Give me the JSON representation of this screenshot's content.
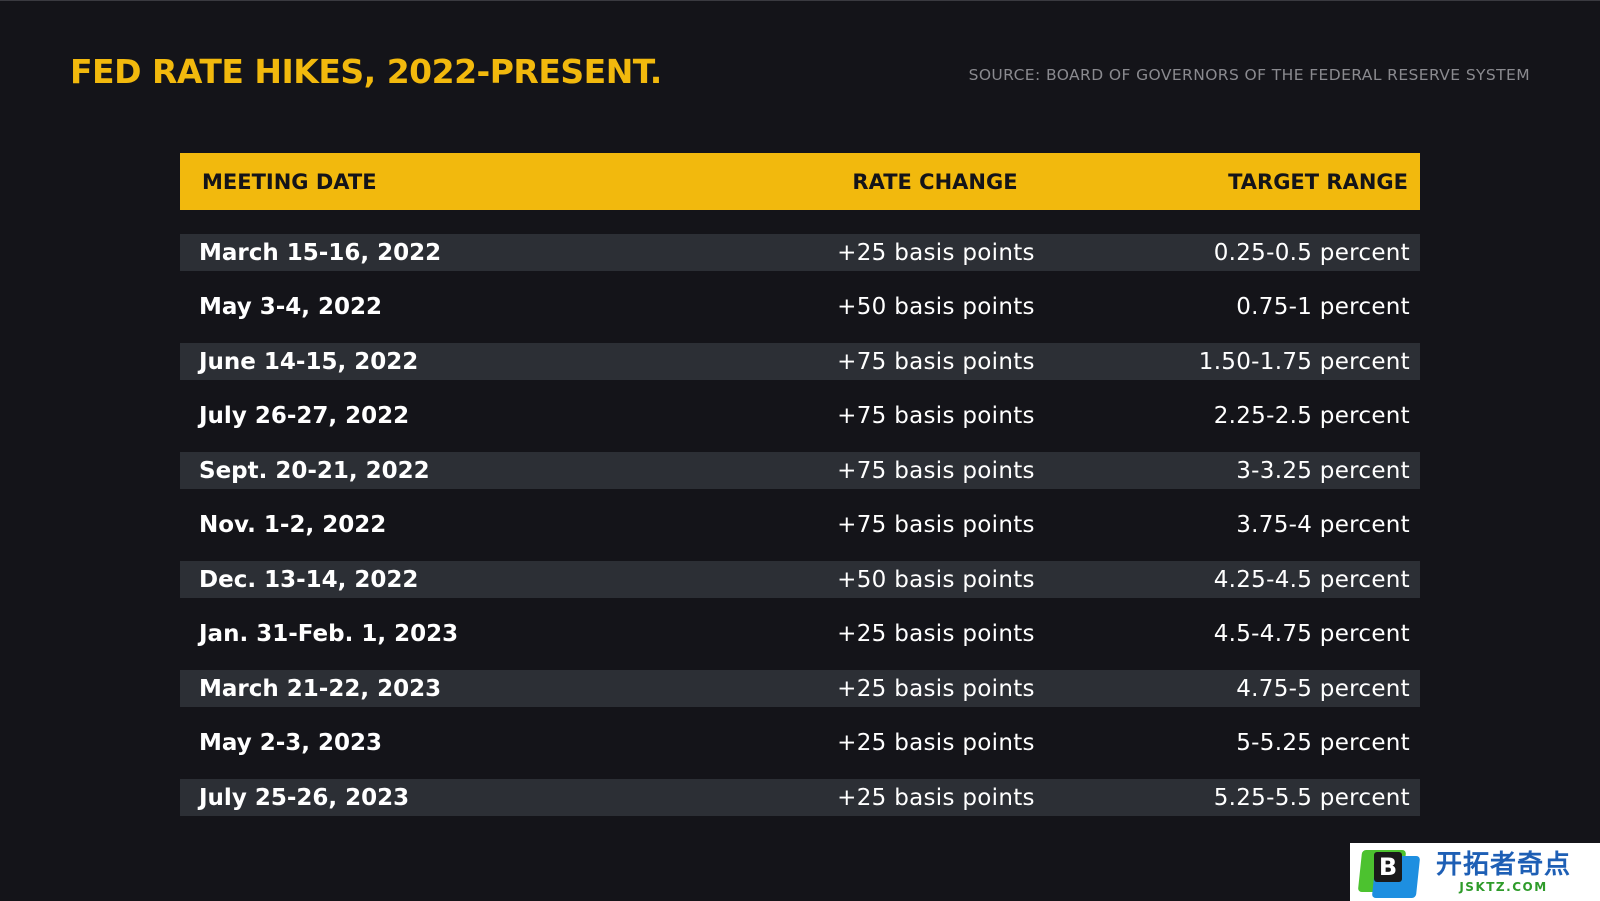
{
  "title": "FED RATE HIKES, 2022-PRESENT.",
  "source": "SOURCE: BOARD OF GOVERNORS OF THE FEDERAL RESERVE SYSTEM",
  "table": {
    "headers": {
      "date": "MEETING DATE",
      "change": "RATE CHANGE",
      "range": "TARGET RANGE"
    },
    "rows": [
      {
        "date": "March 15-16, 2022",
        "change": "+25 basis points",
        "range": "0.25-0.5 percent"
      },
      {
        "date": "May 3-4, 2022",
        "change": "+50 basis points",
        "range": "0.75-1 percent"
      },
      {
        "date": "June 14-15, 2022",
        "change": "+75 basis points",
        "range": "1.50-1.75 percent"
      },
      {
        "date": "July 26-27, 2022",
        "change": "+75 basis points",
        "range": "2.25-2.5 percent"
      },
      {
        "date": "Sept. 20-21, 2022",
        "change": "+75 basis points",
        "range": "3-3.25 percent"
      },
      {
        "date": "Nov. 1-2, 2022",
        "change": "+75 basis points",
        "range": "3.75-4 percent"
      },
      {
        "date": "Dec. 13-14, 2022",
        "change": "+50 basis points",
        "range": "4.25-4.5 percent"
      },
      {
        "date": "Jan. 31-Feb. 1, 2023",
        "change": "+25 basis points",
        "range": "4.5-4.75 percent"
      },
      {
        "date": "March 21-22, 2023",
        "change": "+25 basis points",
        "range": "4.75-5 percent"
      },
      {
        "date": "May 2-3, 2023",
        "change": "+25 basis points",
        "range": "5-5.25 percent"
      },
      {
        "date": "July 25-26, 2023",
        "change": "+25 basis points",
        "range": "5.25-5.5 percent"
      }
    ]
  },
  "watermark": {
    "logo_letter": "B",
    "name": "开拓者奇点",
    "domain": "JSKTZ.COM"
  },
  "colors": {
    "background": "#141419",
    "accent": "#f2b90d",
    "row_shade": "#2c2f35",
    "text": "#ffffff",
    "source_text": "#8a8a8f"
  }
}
◆ ◆ ◆ ◆ ◆
* **Task details**:
Count the lines in the entries above that include the string "date", then give only that figure.

* **Problem solution**:
12